**What you are asked to do:** Reproduce every line of the material below, but drop the pictures.

**Recorded information:**
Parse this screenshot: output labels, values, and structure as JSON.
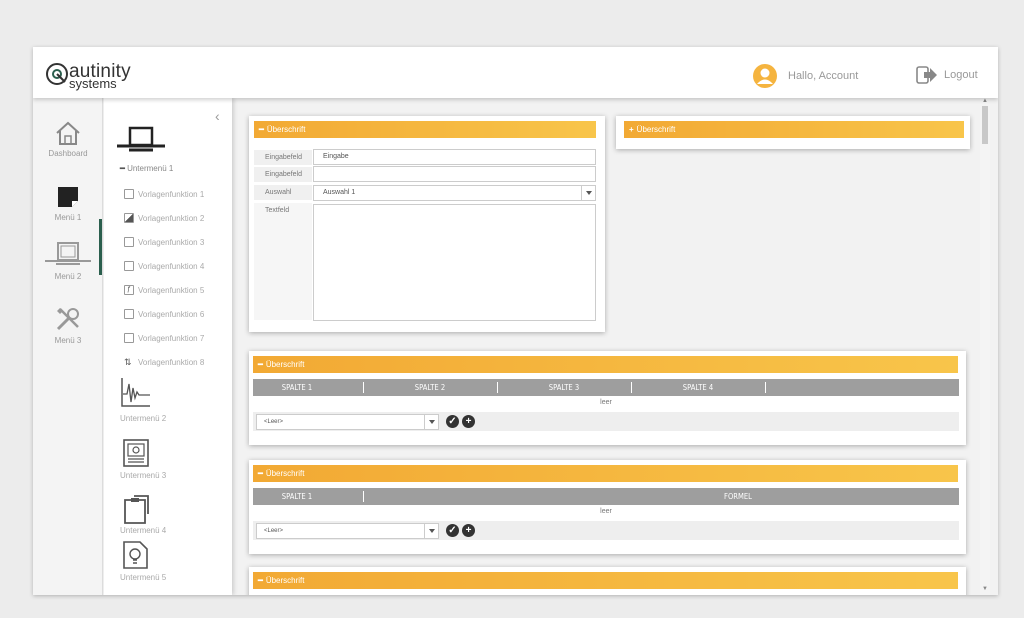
{
  "brand": {
    "name_top": "autinity",
    "name_bottom": "systems",
    "accent": "#f5b43f",
    "dark_green": "#2b5f4e"
  },
  "header": {
    "greeting": "Hallo, Account",
    "logout": "Logout"
  },
  "nav": {
    "items": [
      {
        "label": "Dashboard",
        "icon": "home-icon"
      },
      {
        "label": "Menü 1",
        "icon": "note-icon",
        "active": true
      },
      {
        "label": "Menü 2",
        "icon": "monitor-icon"
      },
      {
        "label": "Menü 3",
        "icon": "tools-icon"
      }
    ]
  },
  "submenu": {
    "active_title": "Untermenü 1",
    "functions": [
      "Vorlagenfunktion 1",
      "Vorlagenfunktion 2",
      "Vorlagenfunktion 3",
      "Vorlagenfunktion 4",
      "Vorlagenfunktion 5",
      "Vorlagenfunktion 6",
      "Vorlagenfunktion 7",
      "Vorlagenfunktion 8"
    ],
    "others": [
      "Untermenü 2",
      "Untermenü 3",
      "Untermenü 4",
      "Untermenü 5"
    ]
  },
  "panels": {
    "form": {
      "title": "Überschrift",
      "fields": [
        {
          "label": "Eingabefeld",
          "value": "Eingabe"
        },
        {
          "label": "Eingabefeld",
          "value": ""
        },
        {
          "label": "Auswahl",
          "value": "Auswahl 1"
        },
        {
          "label": "Textfeld",
          "value": ""
        }
      ]
    },
    "collapsed": {
      "title": "Überschrift"
    },
    "table1": {
      "title": "Überschrift",
      "columns": [
        "SPALTE 1",
        "SPALTE 2",
        "SPALTE 3",
        "SPALTE 4"
      ],
      "empty": "leer",
      "select": "<Leer>"
    },
    "table2": {
      "title": "Überschrift",
      "columns": [
        "SPALTE 1",
        "FORMEL"
      ],
      "empty": "leer",
      "select": "<Leer>"
    },
    "table3": {
      "title": "Überschrift"
    }
  }
}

**Final result:**
Parse this screenshot: output labels, values, and structure as JSON.
{
  "brand": {
    "name_top": "autinity",
    "name_bottom": "systems",
    "accent": "#f5b43f",
    "dark_green": "#2b5f4e"
  },
  "header": {
    "greeting": "Hallo, Account",
    "logout": "Logout"
  },
  "nav": {
    "items": [
      {
        "label": "Dashboard",
        "icon": "home-icon"
      },
      {
        "label": "Menü 1",
        "icon": "note-icon",
        "active": true
      },
      {
        "label": "Menü 2",
        "icon": "monitor-icon"
      },
      {
        "label": "Menü 3",
        "icon": "tools-icon"
      }
    ]
  },
  "submenu": {
    "active_title": "Untermenü 1",
    "functions": [
      "Vorlagenfunktion 1",
      "Vorlagenfunktion 2",
      "Vorlagenfunktion 3",
      "Vorlagenfunktion 4",
      "Vorlagenfunktion 5",
      "Vorlagenfunktion 6",
      "Vorlagenfunktion 7",
      "Vorlagenfunktion 8"
    ],
    "others": [
      "Untermenü 2",
      "Untermenü 3",
      "Untermenü 4",
      "Untermenü 5"
    ]
  },
  "panels": {
    "form": {
      "title": "Überschrift",
      "fields": [
        {
          "label": "Eingabefeld",
          "value": "Eingabe"
        },
        {
          "label": "Eingabefeld",
          "value": ""
        },
        {
          "label": "Auswahl",
          "value": "Auswahl 1"
        },
        {
          "label": "Textfeld",
          "value": ""
        }
      ]
    },
    "collapsed": {
      "title": "Überschrift"
    },
    "table1": {
      "title": "Überschrift",
      "columns": [
        "SPALTE 1",
        "SPALTE 2",
        "SPALTE 3",
        "SPALTE 4"
      ],
      "empty": "leer",
      "select": "<Leer>"
    },
    "table2": {
      "title": "Überschrift",
      "columns": [
        "SPALTE 1",
        "FORMEL"
      ],
      "empty": "leer",
      "select": "<Leer>"
    },
    "table3": {
      "title": "Überschrift"
    }
  }
}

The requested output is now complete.